## begin

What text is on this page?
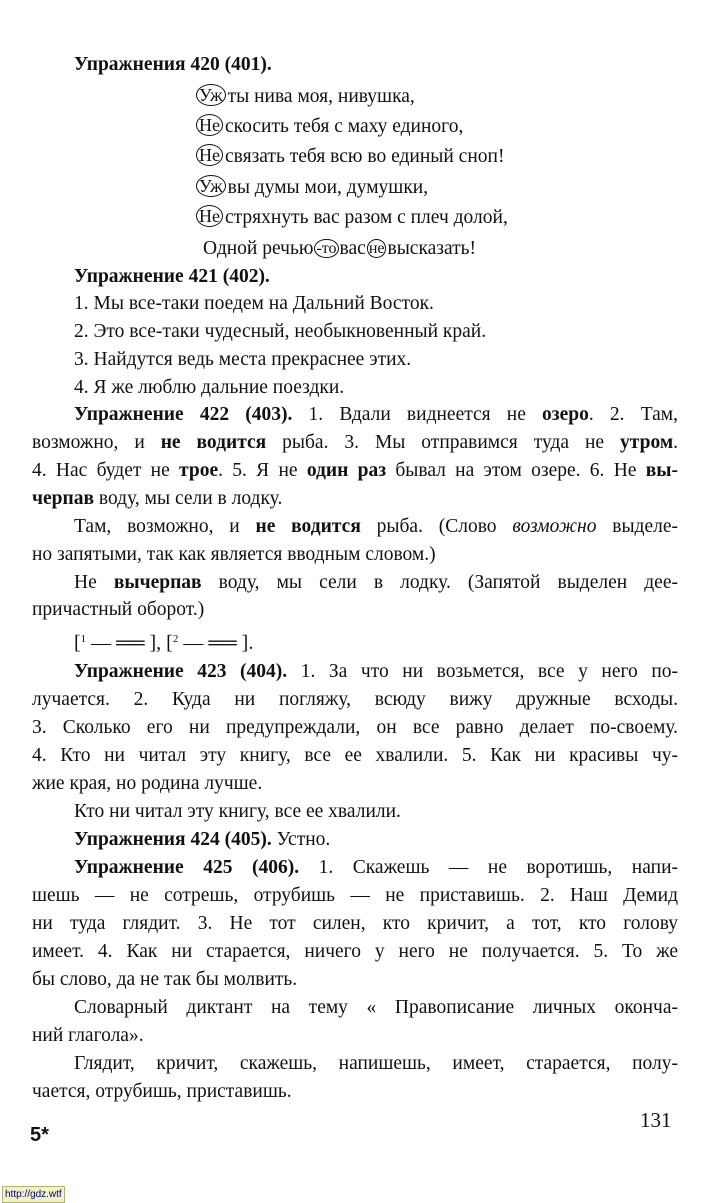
Упражнения 420 (401).
Уж ты нива моя, нивушка,
Не скосить тебя с маху единого,
Не связать тебя всю во единый сноп!
Уж вы думы мои, думушки,
Не стряхнуть вас разом с плеч долой,
Одной речью -то вас не высказать!
Упражнение 421 (402).
1. Мы все-таки поедем на Дальний Восток.
2. Это все-таки чудесный, необыкновенный край.
3. Найдутся ведь места прекраснее этих.
4. Я же люблю дальние поездки.
Упражнение 422 (403). 1. Вдали виднеется не озеро. 2. Там,
возможно, и не водится рыба. 3. Мы отправимся туда не утром.
4. Нас будет не трое. 5. Я не один раз бывал на этом озере. 6. Не вы-
черпав воду, мы сели в лодку.
Там, возможно, и не водится рыба. (Слово возможно выделе-
но запятыми, так как является вводным словом.)
Не вычерпав воду, мы сели в лодку. (Запятой выделен дее-
причастный оборот.)
[$^1$ — ══ ], [$^2$ — ══ ].
Упражнение 423 (404). 1. За что ни возьмется, все у него по-
лучается. 2. Куда ни погляжу, всюду вижу дружные всходы.
3. Сколько его ни предупреждали, он все равно делает по-своему.
4. Кто ни читал эту книгу, все ее хвалили. 5. Как ни красивы чу-
жие края, но родина лучше.
Кто ни читал эту книгу, все ее хвалили.
Упражнения 424 (405). Устно.
Упражнение 425 (406). 1. Скажешь — не воротишь, напи-
шешь — не сотрешь, отрубишь — не приставишь. 2. Наш Демид
ни туда глядит. 3. Не тот силен, кто кричит, а тот, кто голову
имеет. 4. Как ни старается, ничего у него не получается. 5. То же
бы слово, да не так бы молвить.
Словарный диктант на тему « Правописание личных оконча-
ний глагола».
Глядит, кричит, скажешь, напишешь, имеет, старается, полу-
чается, отрубишь, приставишь.
131
5*
http://gdz.wtf
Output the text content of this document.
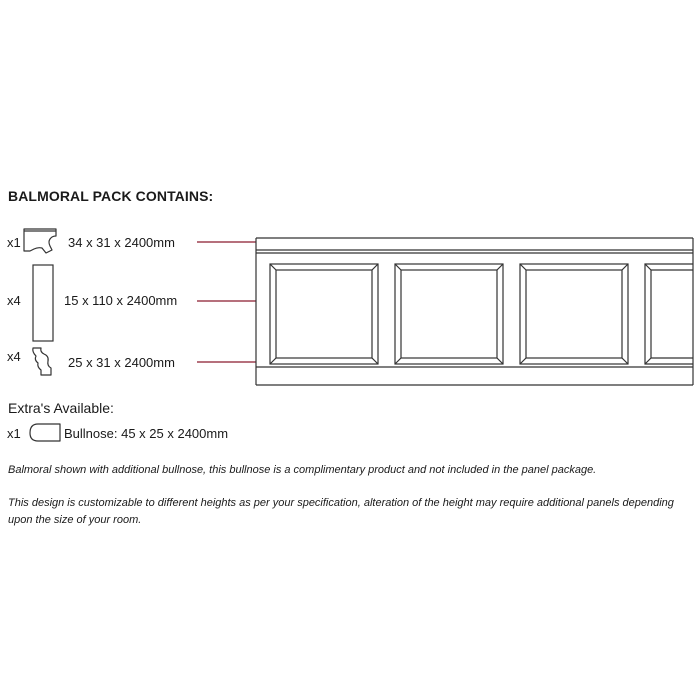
BALMORAL PACK CONTAINS:
x1	34 x 31 x 2400mm
x4	15 x 110 x 2400mm
x4	25 x 31 x 2400mm
Extra's Available:
x1	Bullnose: 45 x 25 x 2400mm
Balmoral shown with additional bullnose, this bullnose is a complimentary product and not included in the panel package.
This design is customizable to different heights as per your specification, alteration of the height may require additional panels depending upon the size of your room.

## end

▶ [Stated exercise]
Only the lines from the one containing "Output the text content of this document." through the last line of the entries above belong in the copy; reproduce them exactly and drop every picture.

▶ [Correct response]
Output the text content of this document.
BALMORAL PACK CONTAINS:
x1	34 x 31 x 2400mm
x4	15 x 110 x 2400mm
x4	25 x 31 x 2400mm
Extra's Available:
x1	Bullnose: 45 x 25 x 2400mm
Balmoral shown with additional bullnose, this bullnose is a complimentary product and not included in the panel package.
This design is customizable to different heights as per your specification, alteration of the height may require additional panels depending upon the size of your room.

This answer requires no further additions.